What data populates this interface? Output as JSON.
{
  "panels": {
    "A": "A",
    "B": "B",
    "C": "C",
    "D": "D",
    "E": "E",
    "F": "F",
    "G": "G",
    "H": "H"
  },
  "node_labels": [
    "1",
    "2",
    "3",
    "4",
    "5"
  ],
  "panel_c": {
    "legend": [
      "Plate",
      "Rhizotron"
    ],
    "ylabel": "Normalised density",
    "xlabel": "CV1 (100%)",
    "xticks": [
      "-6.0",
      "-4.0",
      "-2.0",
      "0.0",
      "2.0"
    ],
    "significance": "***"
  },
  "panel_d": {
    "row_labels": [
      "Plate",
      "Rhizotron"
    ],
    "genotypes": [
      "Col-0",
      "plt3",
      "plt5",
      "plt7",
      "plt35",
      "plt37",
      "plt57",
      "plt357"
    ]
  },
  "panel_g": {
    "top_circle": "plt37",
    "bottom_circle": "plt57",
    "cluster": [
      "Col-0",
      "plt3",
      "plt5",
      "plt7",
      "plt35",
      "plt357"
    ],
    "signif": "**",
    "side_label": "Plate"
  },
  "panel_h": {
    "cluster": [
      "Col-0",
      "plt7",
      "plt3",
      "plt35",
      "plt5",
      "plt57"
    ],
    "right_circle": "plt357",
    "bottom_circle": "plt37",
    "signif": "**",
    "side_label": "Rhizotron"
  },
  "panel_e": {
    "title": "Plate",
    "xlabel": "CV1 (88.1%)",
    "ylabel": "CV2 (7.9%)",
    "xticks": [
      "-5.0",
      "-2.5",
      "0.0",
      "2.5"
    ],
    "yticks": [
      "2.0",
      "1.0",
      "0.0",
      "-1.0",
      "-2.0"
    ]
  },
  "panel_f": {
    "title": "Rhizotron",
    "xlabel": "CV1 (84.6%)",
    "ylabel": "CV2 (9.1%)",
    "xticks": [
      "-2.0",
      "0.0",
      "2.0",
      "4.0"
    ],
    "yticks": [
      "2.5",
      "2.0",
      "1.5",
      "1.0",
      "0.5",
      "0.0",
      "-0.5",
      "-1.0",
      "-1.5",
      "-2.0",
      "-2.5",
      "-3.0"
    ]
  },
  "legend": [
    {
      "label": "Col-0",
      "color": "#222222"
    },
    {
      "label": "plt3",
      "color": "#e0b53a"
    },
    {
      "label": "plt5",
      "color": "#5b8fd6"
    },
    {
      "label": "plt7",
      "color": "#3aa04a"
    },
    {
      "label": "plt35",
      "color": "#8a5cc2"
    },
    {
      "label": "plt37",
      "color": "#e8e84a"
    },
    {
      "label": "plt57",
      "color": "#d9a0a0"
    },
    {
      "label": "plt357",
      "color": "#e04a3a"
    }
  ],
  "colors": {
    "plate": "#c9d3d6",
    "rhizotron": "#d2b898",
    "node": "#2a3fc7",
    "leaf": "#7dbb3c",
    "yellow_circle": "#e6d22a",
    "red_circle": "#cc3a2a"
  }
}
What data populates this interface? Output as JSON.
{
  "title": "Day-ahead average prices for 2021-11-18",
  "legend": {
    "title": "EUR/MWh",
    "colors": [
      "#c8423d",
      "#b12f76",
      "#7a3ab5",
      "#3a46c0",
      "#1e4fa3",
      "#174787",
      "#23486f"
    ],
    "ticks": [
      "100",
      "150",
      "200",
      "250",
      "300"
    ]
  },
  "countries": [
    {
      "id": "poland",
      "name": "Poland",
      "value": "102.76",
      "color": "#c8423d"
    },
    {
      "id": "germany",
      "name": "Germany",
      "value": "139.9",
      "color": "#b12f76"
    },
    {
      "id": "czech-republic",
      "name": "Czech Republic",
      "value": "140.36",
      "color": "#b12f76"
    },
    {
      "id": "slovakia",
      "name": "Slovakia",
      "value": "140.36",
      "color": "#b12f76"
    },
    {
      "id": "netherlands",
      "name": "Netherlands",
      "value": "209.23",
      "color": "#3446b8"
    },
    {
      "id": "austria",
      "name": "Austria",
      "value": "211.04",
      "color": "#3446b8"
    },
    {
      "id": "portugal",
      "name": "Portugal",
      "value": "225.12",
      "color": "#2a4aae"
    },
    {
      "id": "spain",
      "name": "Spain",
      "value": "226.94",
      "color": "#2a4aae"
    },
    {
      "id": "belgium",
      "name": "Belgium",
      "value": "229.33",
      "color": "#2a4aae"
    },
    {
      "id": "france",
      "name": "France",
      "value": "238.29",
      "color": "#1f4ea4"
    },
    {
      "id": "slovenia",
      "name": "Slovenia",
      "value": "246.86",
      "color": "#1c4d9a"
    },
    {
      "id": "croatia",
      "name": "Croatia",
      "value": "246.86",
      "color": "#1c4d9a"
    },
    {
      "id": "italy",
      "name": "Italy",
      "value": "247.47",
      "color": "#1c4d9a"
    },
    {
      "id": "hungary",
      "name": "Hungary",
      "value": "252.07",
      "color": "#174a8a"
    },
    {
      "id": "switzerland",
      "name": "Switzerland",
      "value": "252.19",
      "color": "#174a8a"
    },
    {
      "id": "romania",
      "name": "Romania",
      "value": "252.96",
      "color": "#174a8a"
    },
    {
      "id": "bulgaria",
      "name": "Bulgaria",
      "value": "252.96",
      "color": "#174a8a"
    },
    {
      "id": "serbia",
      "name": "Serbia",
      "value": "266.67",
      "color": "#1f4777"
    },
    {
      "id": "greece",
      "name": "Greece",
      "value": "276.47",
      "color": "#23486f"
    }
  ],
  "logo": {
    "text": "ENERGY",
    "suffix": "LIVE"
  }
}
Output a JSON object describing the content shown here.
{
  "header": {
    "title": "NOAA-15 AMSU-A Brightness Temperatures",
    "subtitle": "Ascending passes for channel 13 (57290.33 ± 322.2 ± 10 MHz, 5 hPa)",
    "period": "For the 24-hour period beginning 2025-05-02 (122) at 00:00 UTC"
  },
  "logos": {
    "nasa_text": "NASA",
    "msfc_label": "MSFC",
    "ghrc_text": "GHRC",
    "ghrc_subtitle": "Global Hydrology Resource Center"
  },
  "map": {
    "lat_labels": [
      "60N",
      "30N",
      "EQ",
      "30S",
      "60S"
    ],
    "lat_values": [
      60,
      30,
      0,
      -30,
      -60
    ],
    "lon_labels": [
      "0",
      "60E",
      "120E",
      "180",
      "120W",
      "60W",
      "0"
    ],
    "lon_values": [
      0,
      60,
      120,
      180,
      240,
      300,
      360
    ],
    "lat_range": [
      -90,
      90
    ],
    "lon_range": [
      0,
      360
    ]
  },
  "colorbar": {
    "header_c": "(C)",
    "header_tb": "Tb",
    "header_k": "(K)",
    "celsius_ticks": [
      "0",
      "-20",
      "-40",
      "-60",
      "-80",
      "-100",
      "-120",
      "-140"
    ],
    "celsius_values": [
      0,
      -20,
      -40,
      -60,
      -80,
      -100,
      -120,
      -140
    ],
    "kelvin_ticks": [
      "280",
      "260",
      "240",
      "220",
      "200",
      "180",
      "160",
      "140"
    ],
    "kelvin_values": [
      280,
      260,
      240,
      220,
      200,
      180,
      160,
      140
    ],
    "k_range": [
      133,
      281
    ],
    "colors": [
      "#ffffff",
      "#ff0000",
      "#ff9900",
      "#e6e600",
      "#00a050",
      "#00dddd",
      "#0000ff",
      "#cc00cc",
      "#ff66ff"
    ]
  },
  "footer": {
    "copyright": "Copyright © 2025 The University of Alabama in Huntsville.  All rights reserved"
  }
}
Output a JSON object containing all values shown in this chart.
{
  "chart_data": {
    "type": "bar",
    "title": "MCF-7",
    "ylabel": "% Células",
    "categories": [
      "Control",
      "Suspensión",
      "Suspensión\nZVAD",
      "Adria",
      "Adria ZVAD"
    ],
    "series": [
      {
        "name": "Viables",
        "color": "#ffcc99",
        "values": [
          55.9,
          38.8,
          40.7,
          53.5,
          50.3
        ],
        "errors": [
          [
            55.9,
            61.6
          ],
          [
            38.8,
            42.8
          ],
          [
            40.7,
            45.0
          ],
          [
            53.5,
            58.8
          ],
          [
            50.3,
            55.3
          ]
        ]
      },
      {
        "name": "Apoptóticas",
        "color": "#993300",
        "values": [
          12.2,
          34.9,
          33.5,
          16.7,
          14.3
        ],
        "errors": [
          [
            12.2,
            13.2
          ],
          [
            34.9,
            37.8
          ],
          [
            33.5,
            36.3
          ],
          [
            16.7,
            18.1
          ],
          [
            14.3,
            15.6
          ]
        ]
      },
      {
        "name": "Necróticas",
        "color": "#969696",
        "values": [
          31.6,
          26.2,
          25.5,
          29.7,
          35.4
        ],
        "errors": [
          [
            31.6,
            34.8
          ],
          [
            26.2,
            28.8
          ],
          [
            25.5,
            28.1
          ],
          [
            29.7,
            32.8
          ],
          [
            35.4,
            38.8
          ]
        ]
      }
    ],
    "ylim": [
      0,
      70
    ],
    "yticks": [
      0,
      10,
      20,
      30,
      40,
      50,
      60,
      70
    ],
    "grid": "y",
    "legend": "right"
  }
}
○ ○ ○ ○
- [TASK DIRECTIONS] Each line above that includes "ylabel" counts once; state the total and nothing more.

- [THE RESPONSE] 4